» **WHAT YOU ARE ASKED TO DO**: Search the data below for the word "this" and copy each line that holds it.

» **INFORMATION GIVEN**:
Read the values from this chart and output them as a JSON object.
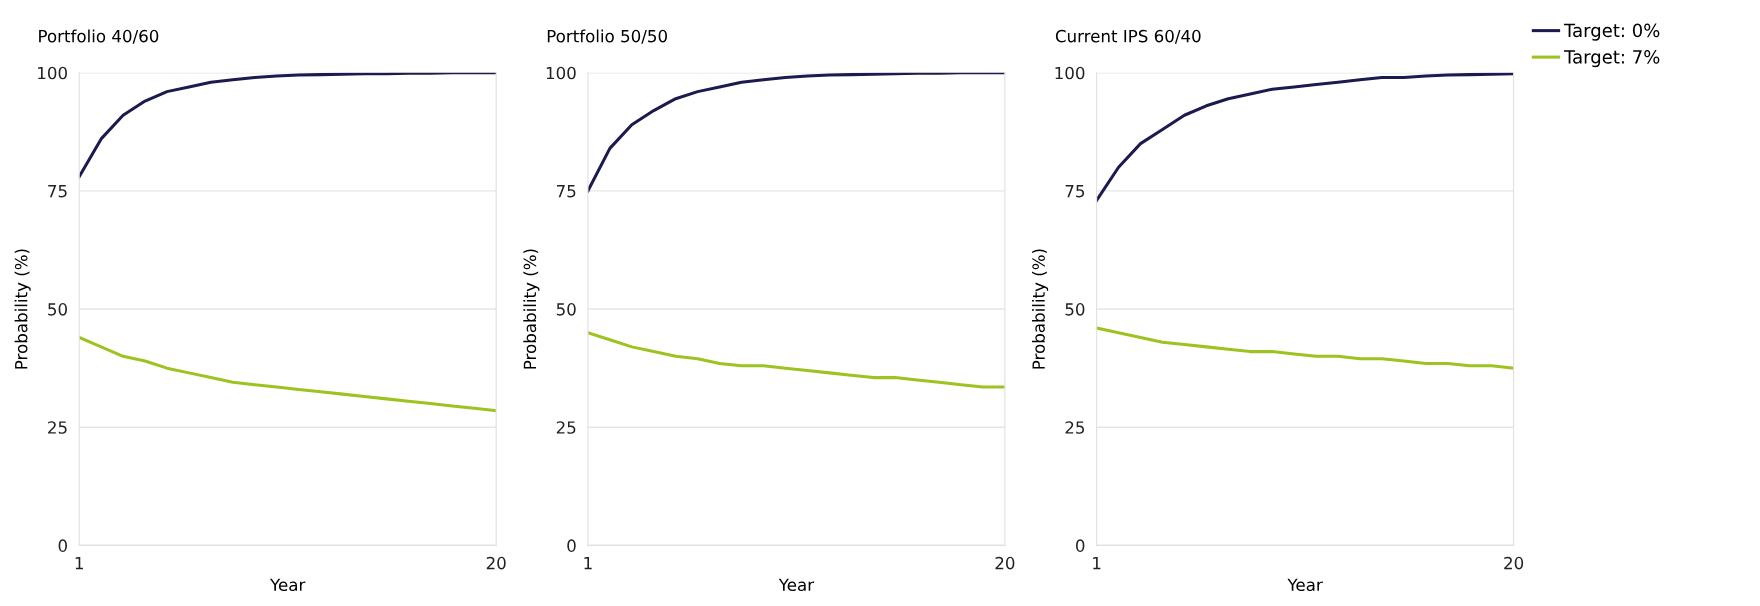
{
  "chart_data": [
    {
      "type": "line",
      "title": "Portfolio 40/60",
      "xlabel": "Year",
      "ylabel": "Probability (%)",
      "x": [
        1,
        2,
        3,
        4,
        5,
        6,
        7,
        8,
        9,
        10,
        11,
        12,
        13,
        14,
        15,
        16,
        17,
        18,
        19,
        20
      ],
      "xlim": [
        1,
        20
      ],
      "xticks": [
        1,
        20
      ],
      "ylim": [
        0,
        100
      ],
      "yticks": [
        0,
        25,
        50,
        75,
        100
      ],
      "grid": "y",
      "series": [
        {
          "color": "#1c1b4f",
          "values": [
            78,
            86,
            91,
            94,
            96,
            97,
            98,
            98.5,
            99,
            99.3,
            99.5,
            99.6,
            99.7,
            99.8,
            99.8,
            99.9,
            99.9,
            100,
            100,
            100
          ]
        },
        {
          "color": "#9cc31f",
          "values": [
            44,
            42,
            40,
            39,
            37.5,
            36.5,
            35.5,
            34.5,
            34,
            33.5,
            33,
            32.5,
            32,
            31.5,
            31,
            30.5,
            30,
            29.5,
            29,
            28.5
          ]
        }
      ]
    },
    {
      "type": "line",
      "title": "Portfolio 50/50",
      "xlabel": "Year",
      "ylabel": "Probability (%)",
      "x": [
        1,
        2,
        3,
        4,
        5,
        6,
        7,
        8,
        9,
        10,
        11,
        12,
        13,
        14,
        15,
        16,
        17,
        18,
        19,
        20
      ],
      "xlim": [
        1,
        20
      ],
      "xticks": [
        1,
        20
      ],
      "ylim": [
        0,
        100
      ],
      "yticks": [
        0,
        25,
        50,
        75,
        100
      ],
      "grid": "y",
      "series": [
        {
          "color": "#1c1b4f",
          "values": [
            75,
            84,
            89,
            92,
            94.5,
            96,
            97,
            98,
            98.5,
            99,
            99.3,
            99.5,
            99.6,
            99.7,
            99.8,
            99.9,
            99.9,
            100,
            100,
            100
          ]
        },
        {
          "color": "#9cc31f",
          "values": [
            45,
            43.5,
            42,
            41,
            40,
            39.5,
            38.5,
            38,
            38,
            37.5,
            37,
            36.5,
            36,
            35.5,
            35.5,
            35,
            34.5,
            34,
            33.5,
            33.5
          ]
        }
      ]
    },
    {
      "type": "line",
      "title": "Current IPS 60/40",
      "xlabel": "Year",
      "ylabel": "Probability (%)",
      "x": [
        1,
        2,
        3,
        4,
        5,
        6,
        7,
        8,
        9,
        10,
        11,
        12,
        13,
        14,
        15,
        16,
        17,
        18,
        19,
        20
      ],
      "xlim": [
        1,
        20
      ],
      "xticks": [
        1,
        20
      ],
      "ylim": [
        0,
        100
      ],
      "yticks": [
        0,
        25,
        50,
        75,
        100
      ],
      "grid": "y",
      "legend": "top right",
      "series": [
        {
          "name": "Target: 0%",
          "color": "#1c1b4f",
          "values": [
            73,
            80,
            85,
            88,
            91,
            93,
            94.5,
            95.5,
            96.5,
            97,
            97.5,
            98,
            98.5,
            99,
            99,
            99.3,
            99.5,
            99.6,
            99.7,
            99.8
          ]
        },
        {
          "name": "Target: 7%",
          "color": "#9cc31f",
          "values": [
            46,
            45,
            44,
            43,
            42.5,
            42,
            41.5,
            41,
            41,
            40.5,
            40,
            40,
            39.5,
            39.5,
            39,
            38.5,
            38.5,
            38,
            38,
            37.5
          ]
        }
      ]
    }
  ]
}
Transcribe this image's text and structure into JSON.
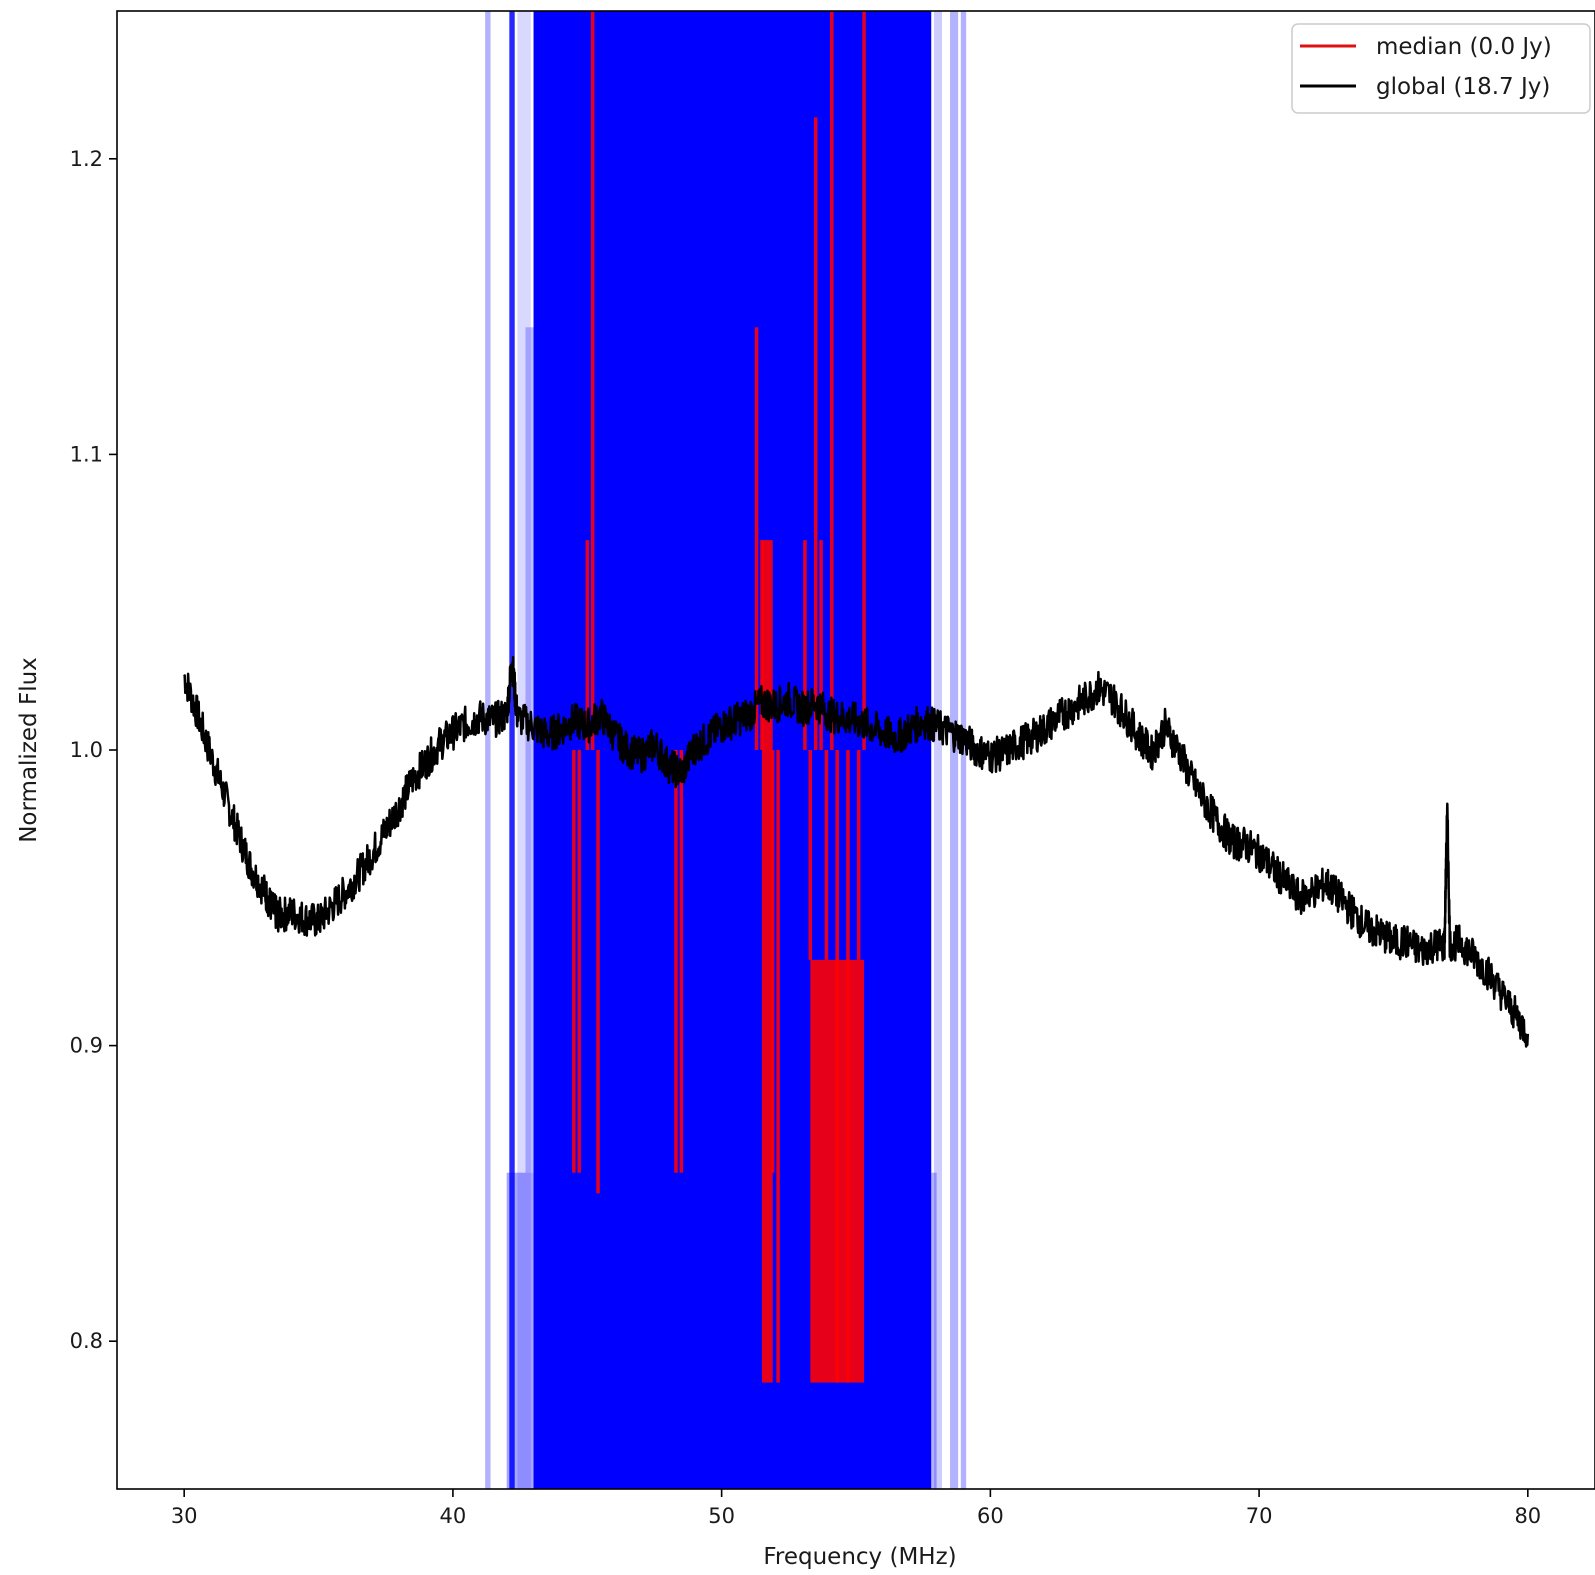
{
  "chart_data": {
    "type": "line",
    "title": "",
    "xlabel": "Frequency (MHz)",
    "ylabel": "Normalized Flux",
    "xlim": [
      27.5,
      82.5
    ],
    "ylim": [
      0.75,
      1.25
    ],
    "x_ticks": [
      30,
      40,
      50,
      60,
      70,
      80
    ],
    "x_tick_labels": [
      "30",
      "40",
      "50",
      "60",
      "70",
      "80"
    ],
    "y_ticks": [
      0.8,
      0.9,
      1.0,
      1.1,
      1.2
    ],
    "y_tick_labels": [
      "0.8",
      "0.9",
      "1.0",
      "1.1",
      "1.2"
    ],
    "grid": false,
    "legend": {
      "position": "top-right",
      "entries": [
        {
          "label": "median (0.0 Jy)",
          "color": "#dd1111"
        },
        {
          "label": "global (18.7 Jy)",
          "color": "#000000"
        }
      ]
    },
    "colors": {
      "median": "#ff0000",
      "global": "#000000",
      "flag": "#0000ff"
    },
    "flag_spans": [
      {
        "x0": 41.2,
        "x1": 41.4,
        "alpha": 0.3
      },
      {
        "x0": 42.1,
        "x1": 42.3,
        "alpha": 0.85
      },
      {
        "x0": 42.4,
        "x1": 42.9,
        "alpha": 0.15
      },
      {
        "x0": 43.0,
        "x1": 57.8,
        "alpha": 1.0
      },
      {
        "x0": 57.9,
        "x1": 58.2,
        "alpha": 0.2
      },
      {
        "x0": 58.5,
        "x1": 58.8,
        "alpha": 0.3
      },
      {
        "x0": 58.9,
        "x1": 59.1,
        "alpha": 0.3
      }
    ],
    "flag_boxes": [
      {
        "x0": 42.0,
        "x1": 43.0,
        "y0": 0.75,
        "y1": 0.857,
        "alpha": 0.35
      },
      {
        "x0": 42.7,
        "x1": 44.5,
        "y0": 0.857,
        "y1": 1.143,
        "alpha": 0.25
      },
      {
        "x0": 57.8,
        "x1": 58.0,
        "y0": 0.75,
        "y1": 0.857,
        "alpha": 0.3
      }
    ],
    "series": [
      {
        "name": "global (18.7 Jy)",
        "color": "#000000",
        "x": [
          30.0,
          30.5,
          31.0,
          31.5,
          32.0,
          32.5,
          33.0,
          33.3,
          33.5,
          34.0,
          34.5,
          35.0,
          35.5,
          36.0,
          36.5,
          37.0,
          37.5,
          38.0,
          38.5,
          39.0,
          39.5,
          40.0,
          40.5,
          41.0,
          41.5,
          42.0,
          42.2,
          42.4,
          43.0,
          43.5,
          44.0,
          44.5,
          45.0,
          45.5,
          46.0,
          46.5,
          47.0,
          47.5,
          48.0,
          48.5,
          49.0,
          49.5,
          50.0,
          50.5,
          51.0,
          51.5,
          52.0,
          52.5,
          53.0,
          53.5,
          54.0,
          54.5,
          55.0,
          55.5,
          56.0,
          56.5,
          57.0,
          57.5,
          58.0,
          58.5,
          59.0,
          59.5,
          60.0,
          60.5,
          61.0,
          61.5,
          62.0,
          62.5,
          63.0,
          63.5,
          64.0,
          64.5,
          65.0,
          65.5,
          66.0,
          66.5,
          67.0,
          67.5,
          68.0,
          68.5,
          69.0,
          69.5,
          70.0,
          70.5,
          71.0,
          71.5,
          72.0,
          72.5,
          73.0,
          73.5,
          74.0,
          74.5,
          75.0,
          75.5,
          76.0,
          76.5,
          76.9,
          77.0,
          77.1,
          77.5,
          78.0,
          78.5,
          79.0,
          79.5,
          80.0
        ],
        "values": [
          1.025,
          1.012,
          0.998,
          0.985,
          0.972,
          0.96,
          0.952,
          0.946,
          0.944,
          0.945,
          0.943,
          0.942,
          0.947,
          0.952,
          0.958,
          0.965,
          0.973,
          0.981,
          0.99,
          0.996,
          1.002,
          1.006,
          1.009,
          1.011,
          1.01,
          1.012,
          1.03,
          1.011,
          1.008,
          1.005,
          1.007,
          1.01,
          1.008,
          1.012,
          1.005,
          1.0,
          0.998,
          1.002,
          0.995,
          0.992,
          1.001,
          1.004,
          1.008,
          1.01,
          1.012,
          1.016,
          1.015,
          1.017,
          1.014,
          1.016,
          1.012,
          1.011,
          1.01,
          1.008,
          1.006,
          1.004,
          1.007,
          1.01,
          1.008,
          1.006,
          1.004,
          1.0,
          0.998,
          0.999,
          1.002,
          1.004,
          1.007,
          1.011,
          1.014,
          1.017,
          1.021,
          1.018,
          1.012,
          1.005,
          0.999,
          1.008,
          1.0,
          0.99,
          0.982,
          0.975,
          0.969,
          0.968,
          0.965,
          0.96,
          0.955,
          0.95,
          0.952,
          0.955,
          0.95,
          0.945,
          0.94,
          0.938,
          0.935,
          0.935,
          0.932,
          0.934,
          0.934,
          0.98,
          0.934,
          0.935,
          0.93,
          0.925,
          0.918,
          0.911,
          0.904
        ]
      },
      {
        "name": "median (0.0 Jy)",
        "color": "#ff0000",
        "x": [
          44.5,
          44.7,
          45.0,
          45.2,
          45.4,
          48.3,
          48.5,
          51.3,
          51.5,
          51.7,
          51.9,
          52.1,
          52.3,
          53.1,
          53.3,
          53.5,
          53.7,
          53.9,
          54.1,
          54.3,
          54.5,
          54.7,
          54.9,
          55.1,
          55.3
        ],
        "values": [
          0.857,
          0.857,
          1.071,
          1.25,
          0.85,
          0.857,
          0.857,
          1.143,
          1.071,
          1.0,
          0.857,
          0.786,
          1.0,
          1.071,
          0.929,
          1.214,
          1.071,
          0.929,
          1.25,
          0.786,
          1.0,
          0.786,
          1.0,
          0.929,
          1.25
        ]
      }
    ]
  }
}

» **FINAL ANSWER**:
Read the values from this chart and output them as a JSON object.
Transcribe this image's text and structure into JSON.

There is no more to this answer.